## GOAL
Set the following entries down again exactly, line by line.

[Structured figure records]
---*---

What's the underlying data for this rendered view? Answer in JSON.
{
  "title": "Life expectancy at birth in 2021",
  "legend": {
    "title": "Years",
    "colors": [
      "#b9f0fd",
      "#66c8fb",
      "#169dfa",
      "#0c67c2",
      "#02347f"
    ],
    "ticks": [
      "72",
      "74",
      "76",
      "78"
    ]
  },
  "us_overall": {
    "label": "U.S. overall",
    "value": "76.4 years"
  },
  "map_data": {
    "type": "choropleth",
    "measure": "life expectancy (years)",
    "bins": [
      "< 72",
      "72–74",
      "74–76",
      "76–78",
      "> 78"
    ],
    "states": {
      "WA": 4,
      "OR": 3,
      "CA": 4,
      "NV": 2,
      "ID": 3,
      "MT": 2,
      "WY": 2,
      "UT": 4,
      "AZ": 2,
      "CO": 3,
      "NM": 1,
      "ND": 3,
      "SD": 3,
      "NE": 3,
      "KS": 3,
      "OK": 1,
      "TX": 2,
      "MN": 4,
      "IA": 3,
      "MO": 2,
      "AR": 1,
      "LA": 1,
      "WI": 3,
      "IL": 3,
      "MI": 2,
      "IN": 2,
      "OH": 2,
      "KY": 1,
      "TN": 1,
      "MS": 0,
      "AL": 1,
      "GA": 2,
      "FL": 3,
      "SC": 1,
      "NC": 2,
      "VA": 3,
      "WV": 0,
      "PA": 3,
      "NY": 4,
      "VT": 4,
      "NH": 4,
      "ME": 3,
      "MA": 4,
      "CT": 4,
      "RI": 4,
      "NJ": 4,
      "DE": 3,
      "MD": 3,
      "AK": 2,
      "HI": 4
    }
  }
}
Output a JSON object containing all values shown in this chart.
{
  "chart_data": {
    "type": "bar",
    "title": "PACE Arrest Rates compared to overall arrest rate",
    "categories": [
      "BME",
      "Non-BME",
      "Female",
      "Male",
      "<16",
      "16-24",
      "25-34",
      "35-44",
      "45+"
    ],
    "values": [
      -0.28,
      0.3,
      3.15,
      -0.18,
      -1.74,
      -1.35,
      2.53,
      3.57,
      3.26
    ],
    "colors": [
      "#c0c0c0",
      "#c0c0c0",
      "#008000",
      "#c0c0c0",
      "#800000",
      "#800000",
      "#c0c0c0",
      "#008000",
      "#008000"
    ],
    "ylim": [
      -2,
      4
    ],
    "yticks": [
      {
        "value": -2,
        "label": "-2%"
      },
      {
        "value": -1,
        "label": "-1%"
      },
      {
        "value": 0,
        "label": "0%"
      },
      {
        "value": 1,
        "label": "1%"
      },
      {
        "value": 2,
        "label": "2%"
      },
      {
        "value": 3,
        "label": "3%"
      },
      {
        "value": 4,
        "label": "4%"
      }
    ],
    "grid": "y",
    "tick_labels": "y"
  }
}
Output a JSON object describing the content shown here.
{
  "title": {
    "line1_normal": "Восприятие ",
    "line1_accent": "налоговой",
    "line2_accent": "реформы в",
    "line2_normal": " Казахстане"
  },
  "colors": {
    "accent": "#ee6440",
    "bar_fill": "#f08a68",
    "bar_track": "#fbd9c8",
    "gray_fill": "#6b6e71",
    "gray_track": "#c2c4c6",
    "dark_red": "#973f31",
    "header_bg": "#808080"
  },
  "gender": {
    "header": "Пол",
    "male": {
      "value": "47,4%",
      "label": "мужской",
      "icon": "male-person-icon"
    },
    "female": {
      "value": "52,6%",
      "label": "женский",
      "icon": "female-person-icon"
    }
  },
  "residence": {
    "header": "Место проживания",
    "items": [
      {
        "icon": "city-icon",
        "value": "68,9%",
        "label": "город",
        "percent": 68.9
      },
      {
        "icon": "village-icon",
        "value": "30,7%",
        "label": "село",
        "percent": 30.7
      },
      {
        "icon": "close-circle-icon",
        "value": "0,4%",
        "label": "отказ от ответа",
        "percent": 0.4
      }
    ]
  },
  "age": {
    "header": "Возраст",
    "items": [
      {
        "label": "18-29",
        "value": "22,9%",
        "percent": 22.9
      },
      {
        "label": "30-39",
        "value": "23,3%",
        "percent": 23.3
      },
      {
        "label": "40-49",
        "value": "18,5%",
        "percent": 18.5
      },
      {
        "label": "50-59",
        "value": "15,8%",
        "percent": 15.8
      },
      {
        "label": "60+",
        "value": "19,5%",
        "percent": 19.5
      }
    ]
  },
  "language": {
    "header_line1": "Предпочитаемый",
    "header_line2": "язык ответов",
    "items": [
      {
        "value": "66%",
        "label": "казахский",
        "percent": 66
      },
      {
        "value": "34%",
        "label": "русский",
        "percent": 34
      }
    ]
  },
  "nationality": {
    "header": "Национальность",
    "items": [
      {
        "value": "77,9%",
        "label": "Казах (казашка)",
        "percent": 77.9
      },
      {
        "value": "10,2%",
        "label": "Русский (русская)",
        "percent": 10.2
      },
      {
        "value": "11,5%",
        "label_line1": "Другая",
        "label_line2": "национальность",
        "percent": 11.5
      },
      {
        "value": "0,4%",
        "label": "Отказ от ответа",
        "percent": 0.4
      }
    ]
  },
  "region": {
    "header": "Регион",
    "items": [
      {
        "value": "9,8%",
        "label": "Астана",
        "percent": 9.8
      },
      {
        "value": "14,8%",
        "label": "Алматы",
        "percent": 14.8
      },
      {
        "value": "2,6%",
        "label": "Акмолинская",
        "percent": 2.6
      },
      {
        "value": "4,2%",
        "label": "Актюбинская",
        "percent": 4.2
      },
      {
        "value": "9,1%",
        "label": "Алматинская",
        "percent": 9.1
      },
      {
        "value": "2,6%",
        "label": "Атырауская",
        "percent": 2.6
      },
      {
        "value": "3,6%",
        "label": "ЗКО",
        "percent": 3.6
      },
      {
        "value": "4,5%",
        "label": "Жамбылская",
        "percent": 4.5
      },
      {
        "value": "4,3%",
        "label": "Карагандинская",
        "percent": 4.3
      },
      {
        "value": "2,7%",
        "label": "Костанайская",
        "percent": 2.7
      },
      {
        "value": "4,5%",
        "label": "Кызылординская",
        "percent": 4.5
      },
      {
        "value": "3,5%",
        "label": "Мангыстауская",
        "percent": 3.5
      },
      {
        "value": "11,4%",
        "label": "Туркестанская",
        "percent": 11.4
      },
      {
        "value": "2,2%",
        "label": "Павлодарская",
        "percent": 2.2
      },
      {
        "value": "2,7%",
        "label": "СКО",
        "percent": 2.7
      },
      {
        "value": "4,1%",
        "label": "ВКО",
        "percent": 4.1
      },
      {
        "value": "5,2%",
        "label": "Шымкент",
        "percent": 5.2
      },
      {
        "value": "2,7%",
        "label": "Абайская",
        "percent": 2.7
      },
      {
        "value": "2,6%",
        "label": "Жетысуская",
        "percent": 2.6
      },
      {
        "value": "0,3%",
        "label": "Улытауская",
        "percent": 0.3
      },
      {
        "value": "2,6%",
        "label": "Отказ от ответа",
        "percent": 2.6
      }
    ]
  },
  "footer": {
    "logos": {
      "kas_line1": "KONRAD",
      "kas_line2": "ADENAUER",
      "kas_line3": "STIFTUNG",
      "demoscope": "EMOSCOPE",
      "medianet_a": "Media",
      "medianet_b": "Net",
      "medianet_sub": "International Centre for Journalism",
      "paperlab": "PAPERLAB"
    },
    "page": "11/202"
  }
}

---*---

## RIGHT ANSWER
What's the underlying data for this rendered view? Answer in JSON.
{
  "title": "Life expectancy at birth in 2021",
  "legend": {
    "title": "Years",
    "colors": [
      "#b9f0fd",
      "#66c8fb",
      "#169dfa",
      "#0c67c2",
      "#02347f"
    ],
    "ticks": [
      "72",
      "74",
      "76",
      "78"
    ]
  },
  "us_overall": {
    "label": "U.S. overall",
    "value": "76.4 years"
  },
  "map_data": {
    "type": "choropleth",
    "measure": "life expectancy (years)",
    "bins": [
      "< 72",
      "72–74",
      "74–76",
      "76–78",
      "> 78"
    ],
    "states": {
      "WA": 4,
      "OR": 3,
      "CA": 4,
      "NV": 2,
      "ID": 3,
      "MT": 2,
      "WY": 2,
      "UT": 4,
      "AZ": 2,
      "CO": 3,
      "NM": 1,
      "ND": 3,
      "SD": 3,
      "NE": 3,
      "KS": 3,
      "OK": 1,
      "TX": 2,
      "MN": 4,
      "IA": 3,
      "MO": 2,
      "AR": 1,
      "LA": 1,
      "WI": 3,
      "IL": 3,
      "MI": 2,
      "IN": 2,
      "OH": 2,
      "KY": 1,
      "TN": 1,
      "MS": 0,
      "AL": 1,
      "GA": 2,
      "FL": 3,
      "SC": 1,
      "NC": 2,
      "VA": 3,
      "WV": 0,
      "PA": 3,
      "NY": 4,
      "VT": 4,
      "NH": 4,
      "ME": 3,
      "MA": 4,
      "CT": 4,
      "RI": 4,
      "NJ": 4,
      "DE": 3,
      "MD": 3,
      "AK": 2,
      "HI": 4
    }
  }
}
Output a JSON object containing all values shown in this chart.
{
  "chart_data": {
    "type": "bar",
    "title": "PACE Arrest Rates compared to overall arrest rate",
    "categories": [
      "BME",
      "Non-BME",
      "Female",
      "Male",
      "<16",
      "16-24",
      "25-34",
      "35-44",
      "45+"
    ],
    "values": [
      -0.28,
      0.3,
      3.15,
      -0.18,
      -1.74,
      -1.35,
      2.53,
      3.57,
      3.26
    ],
    "colors": [
      "#c0c0c0",
      "#c0c0c0",
      "#008000",
      "#c0c0c0",
      "#800000",
      "#800000",
      "#c0c0c0",
      "#008000",
      "#008000"
    ],
    "ylim": [
      -2,
      4
    ],
    "yticks": [
      {
        "value": -2,
        "label": "-2%"
      },
      {
        "value": -1,
        "label": "-1%"
      },
      {
        "value": 0,
        "label": "0%"
      },
      {
        "value": 1,
        "label": "1%"
      },
      {
        "value": 2,
        "label": "2%"
      },
      {
        "value": 3,
        "label": "3%"
      },
      {
        "value": 4,
        "label": "4%"
      }
    ],
    "grid": "y",
    "tick_labels": "y"
  }
}
Output a JSON object describing the content shown here.
{
  "title": {
    "line1_normal": "Восприятие ",
    "line1_accent": "налоговой",
    "line2_accent": "реформы в",
    "line2_normal": " Казахстане"
  },
  "colors": {
    "accent": "#ee6440",
    "bar_fill": "#f08a68",
    "bar_track": "#fbd9c8",
    "gray_fill": "#6b6e71",
    "gray_track": "#c2c4c6",
    "dark_red": "#973f31",
    "header_bg": "#808080"
  },
  "gender": {
    "header": "Пол",
    "male": {
      "value": "47,4%",
      "label": "мужской",
      "icon": "male-person-icon"
    },
    "female": {
      "value": "52,6%",
      "label": "женский",
      "icon": "female-person-icon"
    }
  },
  "residence": {
    "header": "Место проживания",
    "items": [
      {
        "icon": "city-icon",
        "value": "68,9%",
        "label": "город",
        "percent": 68.9
      },
      {
        "icon": "village-icon",
        "value": "30,7%",
        "label": "село",
        "percent": 30.7
      },
      {
        "icon": "close-circle-icon",
        "value": "0,4%",
        "label": "отказ от ответа",
        "percent": 0.4
      }
    ]
  },
  "age": {
    "header": "Возраст",
    "items": [
      {
        "label": "18-29",
        "value": "22,9%",
        "percent": 22.9
      },
      {
        "label": "30-39",
        "value": "23,3%",
        "percent": 23.3
      },
      {
        "label": "40-49",
        "value": "18,5%",
        "percent": 18.5
      },
      {
        "label": "50-59",
        "value": "15,8%",
        "percent": 15.8
      },
      {
        "label": "60+",
        "value": "19,5%",
        "percent": 19.5
      }
    ]
  },
  "language": {
    "header_line1": "Предпочитаемый",
    "header_line2": "язык ответов",
    "items": [
      {
        "value": "66%",
        "label": "казахский",
        "percent": 66
      },
      {
        "value": "34%",
        "label": "русский",
        "percent": 34
      }
    ]
  },
  "nationality": {
    "header": "Национальность",
    "items": [
      {
        "value": "77,9%",
        "label": "Казах (казашка)",
        "percent": 77.9
      },
      {
        "value": "10,2%",
        "label": "Русский (русская)",
        "percent": 10.2
      },
      {
        "value": "11,5%",
        "label_line1": "Другая",
        "label_line2": "национальность",
        "percent": 11.5
      },
      {
        "value": "0,4%",
        "label": "Отказ от ответа",
        "percent": 0.4
      }
    ]
  },
  "region": {
    "header": "Регион",
    "items": [
      {
        "value": "9,8%",
        "label": "Астана",
        "percent": 9.8
      },
      {
        "value": "14,8%",
        "label": "Алматы",
        "percent": 14.8
      },
      {
        "value": "2,6%",
        "label": "Акмолинская",
        "percent": 2.6
      },
      {
        "value": "4,2%",
        "label": "Актюбинская",
        "percent": 4.2
      },
      {
        "value": "9,1%",
        "label": "Алматинская",
        "percent": 9.1
      },
      {
        "value": "2,6%",
        "label": "Атырауская",
        "percent": 2.6
      },
      {
        "value": "3,6%",
        "label": "ЗКО",
        "percent": 3.6
      },
      {
        "value": "4,5%",
        "label": "Жамбылская",
        "percent": 4.5
      },
      {
        "value": "4,3%",
        "label": "Карагандинская",
        "percent": 4.3
      },
      {
        "value": "2,7%",
        "label": "Костанайская",
        "percent": 2.7
      },
      {
        "value": "4,5%",
        "label": "Кызылординская",
        "percent": 4.5
      },
      {
        "value": "3,5%",
        "label": "Мангыстауская",
        "percent": 3.5
      },
      {
        "value": "11,4%",
        "label": "Туркестанская",
        "percent": 11.4
      },
      {
        "value": "2,2%",
        "label": "Павлодарская",
        "percent": 2.2
      },
      {
        "value": "2,7%",
        "label": "СКО",
        "percent": 2.7
      },
      {
        "value": "4,1%",
        "label": "ВКО",
        "percent": 4.1
      },
      {
        "value": "5,2%",
        "label": "Шымкент",
        "percent": 5.2
      },
      {
        "value": "2,7%",
        "label": "Абайская",
        "percent": 2.7
      },
      {
        "value": "2,6%",
        "label": "Жетысуская",
        "percent": 2.6
      },
      {
        "value": "0,3%",
        "label": "Улытауская",
        "percent": 0.3
      },
      {
        "value": "2,6%",
        "label": "Отказ от ответа",
        "percent": 2.6
      }
    ]
  },
  "footer": {
    "logos": {
      "kas_line1": "KONRAD",
      "kas_line2": "ADENAUER",
      "kas_line3": "STIFTUNG",
      "demoscope": "EMOSCOPE",
      "medianet_a": "Media",
      "medianet_b": "Net",
      "medianet_sub": "International Centre for Journalism",
      "paperlab": "PAPERLAB"
    },
    "page": "11/202"
  }
}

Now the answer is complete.